STATED EXERCISE >> Return exactly the lines of the data below, from the one that contains "Parse this screenshot: output" through the final line, and leave out every picture.

Records about charts and figures >>
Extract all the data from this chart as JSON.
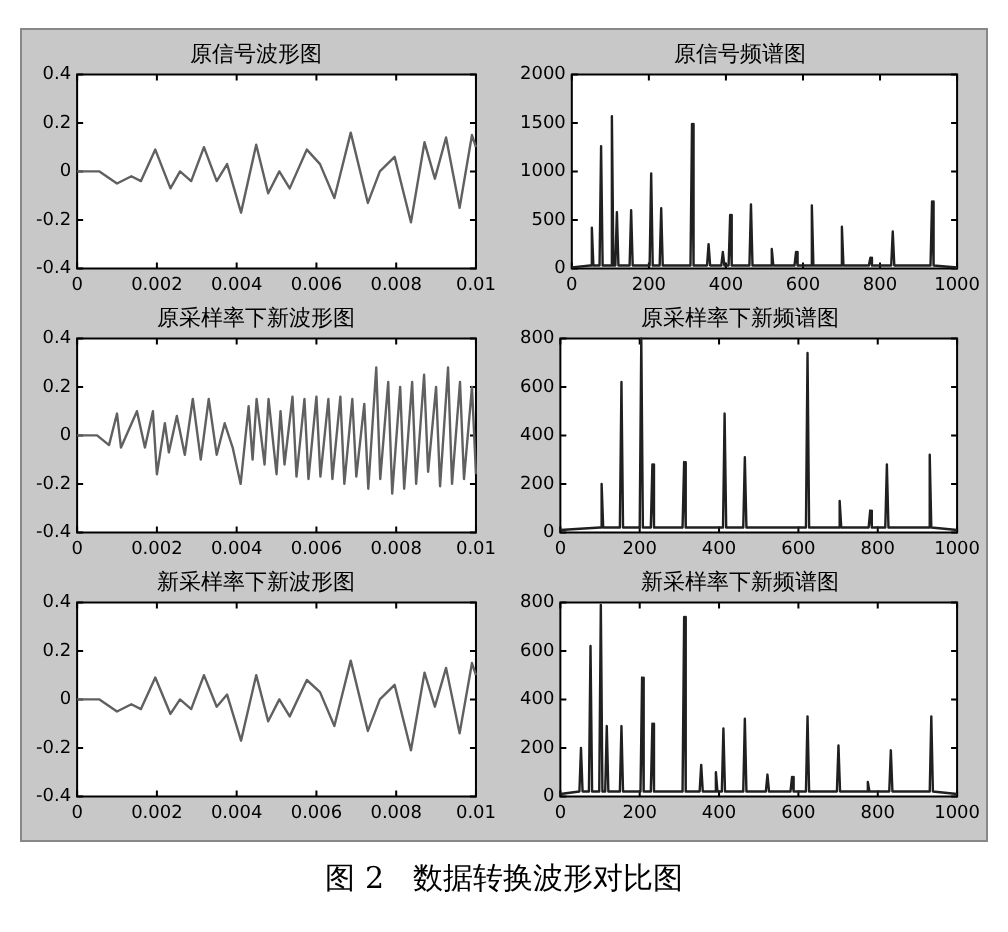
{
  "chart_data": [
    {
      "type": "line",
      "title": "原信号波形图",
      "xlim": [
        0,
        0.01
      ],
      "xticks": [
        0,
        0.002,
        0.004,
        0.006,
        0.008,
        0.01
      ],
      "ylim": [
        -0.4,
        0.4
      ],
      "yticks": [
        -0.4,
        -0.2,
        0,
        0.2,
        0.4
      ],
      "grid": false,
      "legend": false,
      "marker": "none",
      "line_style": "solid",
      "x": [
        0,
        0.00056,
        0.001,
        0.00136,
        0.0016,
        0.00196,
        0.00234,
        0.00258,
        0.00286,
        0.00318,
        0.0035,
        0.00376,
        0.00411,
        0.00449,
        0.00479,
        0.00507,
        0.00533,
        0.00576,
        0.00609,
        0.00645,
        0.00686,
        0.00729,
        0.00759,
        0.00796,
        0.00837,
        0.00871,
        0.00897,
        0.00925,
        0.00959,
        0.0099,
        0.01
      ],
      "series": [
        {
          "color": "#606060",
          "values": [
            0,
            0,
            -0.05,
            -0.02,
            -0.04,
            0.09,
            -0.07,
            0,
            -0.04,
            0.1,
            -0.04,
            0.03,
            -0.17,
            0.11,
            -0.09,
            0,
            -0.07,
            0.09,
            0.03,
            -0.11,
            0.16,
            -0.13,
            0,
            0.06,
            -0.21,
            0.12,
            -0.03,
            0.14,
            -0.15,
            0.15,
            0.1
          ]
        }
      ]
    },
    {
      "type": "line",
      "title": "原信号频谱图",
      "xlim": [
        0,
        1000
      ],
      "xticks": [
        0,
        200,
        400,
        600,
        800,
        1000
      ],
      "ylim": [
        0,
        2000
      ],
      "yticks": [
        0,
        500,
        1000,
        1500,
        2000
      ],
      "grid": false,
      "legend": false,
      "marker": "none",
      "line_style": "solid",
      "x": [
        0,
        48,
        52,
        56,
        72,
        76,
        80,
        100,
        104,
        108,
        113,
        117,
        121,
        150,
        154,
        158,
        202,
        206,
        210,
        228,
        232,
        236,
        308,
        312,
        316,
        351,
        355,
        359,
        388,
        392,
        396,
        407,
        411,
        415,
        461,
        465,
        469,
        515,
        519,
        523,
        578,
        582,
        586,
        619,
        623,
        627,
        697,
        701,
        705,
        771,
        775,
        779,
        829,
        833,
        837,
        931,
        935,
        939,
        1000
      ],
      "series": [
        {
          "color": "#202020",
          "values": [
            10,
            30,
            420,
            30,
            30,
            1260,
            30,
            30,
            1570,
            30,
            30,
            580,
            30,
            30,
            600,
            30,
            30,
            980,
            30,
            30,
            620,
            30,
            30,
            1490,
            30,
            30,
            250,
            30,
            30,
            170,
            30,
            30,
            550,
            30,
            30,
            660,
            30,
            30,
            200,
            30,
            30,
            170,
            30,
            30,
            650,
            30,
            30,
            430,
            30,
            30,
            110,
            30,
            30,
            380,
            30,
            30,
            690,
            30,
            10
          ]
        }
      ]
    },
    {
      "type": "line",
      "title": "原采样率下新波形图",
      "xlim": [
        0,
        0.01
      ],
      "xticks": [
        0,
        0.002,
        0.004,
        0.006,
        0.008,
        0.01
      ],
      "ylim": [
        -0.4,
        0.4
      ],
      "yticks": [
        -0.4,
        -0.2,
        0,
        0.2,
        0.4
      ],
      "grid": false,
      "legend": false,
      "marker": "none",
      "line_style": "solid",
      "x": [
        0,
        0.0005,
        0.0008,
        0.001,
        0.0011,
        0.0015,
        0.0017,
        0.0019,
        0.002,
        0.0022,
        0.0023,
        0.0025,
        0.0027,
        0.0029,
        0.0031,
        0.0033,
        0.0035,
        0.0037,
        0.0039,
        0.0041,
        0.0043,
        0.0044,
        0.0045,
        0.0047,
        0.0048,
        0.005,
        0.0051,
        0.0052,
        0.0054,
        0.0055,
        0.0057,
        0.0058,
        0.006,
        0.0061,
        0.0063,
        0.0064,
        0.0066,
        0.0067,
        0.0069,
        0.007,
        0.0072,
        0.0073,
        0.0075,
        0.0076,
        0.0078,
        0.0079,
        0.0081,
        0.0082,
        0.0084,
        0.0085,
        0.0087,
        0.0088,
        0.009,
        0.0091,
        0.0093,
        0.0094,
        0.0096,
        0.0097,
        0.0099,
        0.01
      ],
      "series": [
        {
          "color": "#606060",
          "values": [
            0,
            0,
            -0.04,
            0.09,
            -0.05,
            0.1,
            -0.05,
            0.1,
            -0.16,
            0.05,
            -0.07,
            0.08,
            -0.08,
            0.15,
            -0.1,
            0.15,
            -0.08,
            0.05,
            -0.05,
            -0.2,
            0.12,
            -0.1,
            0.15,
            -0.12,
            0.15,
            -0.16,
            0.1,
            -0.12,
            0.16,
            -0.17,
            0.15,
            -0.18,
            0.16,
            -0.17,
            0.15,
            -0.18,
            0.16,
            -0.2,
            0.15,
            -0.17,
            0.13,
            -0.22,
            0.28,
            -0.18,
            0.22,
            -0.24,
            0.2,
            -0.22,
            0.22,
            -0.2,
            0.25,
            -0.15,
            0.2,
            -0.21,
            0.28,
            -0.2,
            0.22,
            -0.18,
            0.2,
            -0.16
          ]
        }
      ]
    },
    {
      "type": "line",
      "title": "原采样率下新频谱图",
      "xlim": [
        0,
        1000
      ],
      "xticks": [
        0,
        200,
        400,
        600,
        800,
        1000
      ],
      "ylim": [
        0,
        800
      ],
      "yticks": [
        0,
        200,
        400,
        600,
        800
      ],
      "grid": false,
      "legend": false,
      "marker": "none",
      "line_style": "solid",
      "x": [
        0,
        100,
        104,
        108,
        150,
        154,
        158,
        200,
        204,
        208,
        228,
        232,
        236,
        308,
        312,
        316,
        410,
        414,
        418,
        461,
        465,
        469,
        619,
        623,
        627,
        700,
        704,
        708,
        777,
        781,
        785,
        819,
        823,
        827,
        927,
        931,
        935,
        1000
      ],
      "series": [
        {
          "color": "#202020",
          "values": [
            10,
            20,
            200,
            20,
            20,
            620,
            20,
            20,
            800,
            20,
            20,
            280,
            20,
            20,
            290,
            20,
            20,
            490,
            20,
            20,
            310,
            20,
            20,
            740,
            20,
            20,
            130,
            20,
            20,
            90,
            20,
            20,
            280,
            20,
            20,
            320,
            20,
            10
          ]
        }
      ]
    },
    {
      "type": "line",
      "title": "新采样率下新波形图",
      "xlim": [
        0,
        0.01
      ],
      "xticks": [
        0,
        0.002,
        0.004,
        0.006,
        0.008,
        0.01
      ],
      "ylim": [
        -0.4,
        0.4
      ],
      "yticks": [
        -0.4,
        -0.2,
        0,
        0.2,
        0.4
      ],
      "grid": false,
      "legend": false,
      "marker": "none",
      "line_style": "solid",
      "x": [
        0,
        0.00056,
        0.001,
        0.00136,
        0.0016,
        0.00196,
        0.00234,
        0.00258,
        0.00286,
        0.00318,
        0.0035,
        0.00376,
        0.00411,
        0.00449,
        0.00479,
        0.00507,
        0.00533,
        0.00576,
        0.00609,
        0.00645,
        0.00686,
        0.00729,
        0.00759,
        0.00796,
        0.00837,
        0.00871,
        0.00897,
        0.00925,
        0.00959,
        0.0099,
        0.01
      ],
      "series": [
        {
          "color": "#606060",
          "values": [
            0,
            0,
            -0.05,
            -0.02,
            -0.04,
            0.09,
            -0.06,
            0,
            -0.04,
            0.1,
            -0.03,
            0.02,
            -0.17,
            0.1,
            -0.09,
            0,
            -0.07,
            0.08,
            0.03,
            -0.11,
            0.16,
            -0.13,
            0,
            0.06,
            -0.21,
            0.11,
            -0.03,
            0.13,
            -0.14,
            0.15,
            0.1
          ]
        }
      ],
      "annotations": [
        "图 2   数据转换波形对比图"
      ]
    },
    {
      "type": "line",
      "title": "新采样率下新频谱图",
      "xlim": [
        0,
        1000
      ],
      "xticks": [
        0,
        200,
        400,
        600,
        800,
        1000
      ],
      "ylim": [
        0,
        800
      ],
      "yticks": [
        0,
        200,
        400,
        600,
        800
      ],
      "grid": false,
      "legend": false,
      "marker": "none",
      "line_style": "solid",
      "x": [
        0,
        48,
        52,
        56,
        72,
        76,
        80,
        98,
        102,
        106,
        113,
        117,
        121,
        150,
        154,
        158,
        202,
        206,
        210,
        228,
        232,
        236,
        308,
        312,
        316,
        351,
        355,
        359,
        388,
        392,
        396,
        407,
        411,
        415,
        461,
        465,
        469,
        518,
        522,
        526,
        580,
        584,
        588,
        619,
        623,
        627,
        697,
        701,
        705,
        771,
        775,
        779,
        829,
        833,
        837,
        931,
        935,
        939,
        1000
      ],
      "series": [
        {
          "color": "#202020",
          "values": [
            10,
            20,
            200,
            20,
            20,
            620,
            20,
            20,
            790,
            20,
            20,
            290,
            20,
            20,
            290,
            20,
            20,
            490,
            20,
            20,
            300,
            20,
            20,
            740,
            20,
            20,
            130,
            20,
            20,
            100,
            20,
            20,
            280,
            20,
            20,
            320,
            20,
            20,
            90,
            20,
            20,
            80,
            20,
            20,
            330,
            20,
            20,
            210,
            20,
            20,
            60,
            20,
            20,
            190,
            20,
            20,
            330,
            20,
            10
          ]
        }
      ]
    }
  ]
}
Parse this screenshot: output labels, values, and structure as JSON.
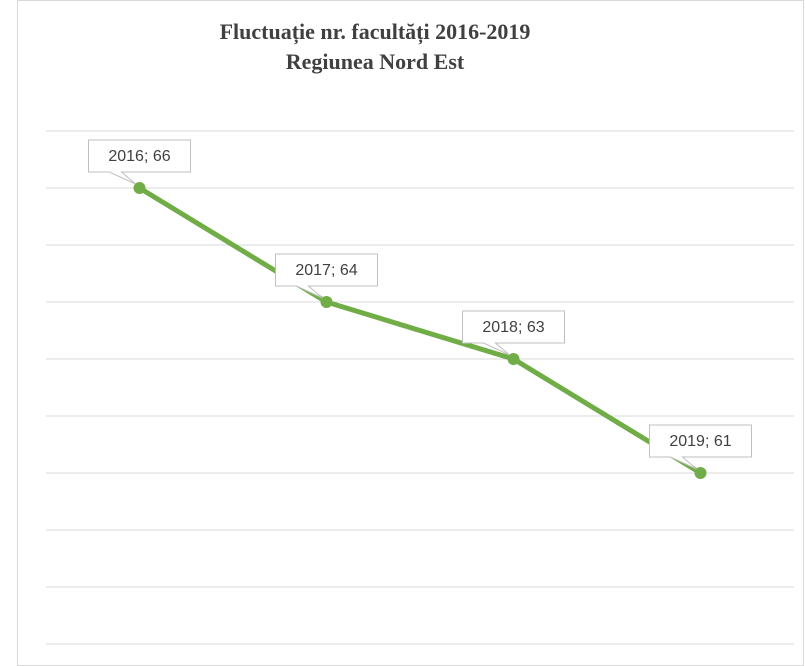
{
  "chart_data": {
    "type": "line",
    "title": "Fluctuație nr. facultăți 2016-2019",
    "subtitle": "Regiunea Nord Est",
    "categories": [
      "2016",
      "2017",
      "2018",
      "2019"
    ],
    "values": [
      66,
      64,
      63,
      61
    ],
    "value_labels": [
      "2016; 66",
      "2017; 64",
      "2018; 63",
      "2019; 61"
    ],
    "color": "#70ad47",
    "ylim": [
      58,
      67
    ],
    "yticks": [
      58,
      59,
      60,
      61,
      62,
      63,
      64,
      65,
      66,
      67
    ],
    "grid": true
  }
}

CORRECT ANSWER >>
Parse this screenshot: output labels, values, and structure as JSON.
{
  "chart_data": {
    "type": "line",
    "title": "Fluctuație nr. facultăți 2016-2019",
    "subtitle": "Regiunea Nord Est",
    "categories": [
      "2016",
      "2017",
      "2018",
      "2019"
    ],
    "values": [
      66,
      64,
      63,
      61
    ],
    "value_labels": [
      "2016; 66",
      "2017; 64",
      "2018; 63",
      "2019; 61"
    ],
    "color": "#70ad47",
    "ylim": [
      58,
      67
    ],
    "yticks": [
      58,
      59,
      60,
      61,
      62,
      63,
      64,
      65,
      66,
      67
    ],
    "grid": true
  }
}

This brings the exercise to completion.